> [WHAT THE EXERCISE ASKS]: Restate, word for word, all of the material shown below.

[Stored data entries]
════════

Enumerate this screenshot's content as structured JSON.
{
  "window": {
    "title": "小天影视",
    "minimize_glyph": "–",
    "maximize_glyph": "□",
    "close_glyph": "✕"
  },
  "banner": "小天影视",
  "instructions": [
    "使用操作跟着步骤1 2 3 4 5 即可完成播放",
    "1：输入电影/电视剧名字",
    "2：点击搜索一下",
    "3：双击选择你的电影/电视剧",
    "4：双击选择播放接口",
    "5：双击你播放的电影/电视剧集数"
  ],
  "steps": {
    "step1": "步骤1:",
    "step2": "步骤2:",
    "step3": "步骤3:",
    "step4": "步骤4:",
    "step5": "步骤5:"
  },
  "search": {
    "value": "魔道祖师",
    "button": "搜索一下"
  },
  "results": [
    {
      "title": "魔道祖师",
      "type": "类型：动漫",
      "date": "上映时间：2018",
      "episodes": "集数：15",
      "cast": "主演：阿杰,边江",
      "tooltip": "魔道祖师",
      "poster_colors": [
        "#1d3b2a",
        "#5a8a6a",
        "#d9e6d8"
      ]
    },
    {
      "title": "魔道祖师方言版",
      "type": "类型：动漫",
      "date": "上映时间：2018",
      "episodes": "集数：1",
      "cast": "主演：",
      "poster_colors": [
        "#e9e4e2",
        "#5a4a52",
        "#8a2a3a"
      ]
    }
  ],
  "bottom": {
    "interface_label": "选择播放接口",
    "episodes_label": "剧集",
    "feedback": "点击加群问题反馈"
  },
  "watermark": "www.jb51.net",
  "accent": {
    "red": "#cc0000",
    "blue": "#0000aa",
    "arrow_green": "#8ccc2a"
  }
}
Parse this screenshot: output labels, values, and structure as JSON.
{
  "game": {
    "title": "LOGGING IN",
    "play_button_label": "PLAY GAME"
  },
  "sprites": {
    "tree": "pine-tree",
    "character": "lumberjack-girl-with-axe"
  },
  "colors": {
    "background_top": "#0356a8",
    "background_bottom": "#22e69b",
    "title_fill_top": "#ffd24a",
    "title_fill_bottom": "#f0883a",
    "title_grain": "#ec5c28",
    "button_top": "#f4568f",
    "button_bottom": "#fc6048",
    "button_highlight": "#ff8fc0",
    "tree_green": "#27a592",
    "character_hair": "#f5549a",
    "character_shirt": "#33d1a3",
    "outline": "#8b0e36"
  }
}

════════

> [SOLUTION TO THE PROBLEM]:
Enumerate this screenshot's content as structured JSON.
{
  "window": {
    "title": "小天影视",
    "minimize_glyph": "–",
    "maximize_glyph": "□",
    "close_glyph": "✕"
  },
  "banner": "小天影视",
  "instructions": [
    "使用操作跟着步骤1 2 3 4 5 即可完成播放",
    "1：输入电影/电视剧名字",
    "2：点击搜索一下",
    "3：双击选择你的电影/电视剧",
    "4：双击选择播放接口",
    "5：双击你播放的电影/电视剧集数"
  ],
  "steps": {
    "step1": "步骤1:",
    "step2": "步骤2:",
    "step3": "步骤3:",
    "step4": "步骤4:",
    "step5": "步骤5:"
  },
  "search": {
    "value": "魔道祖师",
    "button": "搜索一下"
  },
  "results": [
    {
      "title": "魔道祖师",
      "type": "类型：动漫",
      "date": "上映时间：2018",
      "episodes": "集数：15",
      "cast": "主演：阿杰,边江",
      "tooltip": "魔道祖师",
      "poster_colors": [
        "#1d3b2a",
        "#5a8a6a",
        "#d9e6d8"
      ]
    },
    {
      "title": "魔道祖师方言版",
      "type": "类型：动漫",
      "date": "上映时间：2018",
      "episodes": "集数：1",
      "cast": "主演：",
      "poster_colors": [
        "#e9e4e2",
        "#5a4a52",
        "#8a2a3a"
      ]
    }
  ],
  "bottom": {
    "interface_label": "选择播放接口",
    "episodes_label": "剧集",
    "feedback": "点击加群问题反馈"
  },
  "watermark": "www.jb51.net",
  "accent": {
    "red": "#cc0000",
    "blue": "#0000aa",
    "arrow_green": "#8ccc2a"
  }
}
Parse this screenshot: output labels, values, and structure as JSON.
{
  "game": {
    "title": "LOGGING IN",
    "play_button_label": "PLAY GAME"
  },
  "sprites": {
    "tree": "pine-tree",
    "character": "lumberjack-girl-with-axe"
  },
  "colors": {
    "background_top": "#0356a8",
    "background_bottom": "#22e69b",
    "title_fill_top": "#ffd24a",
    "title_fill_bottom": "#f0883a",
    "title_grain": "#ec5c28",
    "button_top": "#f4568f",
    "button_bottom": "#fc6048",
    "button_highlight": "#ff8fc0",
    "tree_green": "#27a592",
    "character_hair": "#f5549a",
    "character_shirt": "#33d1a3",
    "outline": "#8b0e36"
  }
}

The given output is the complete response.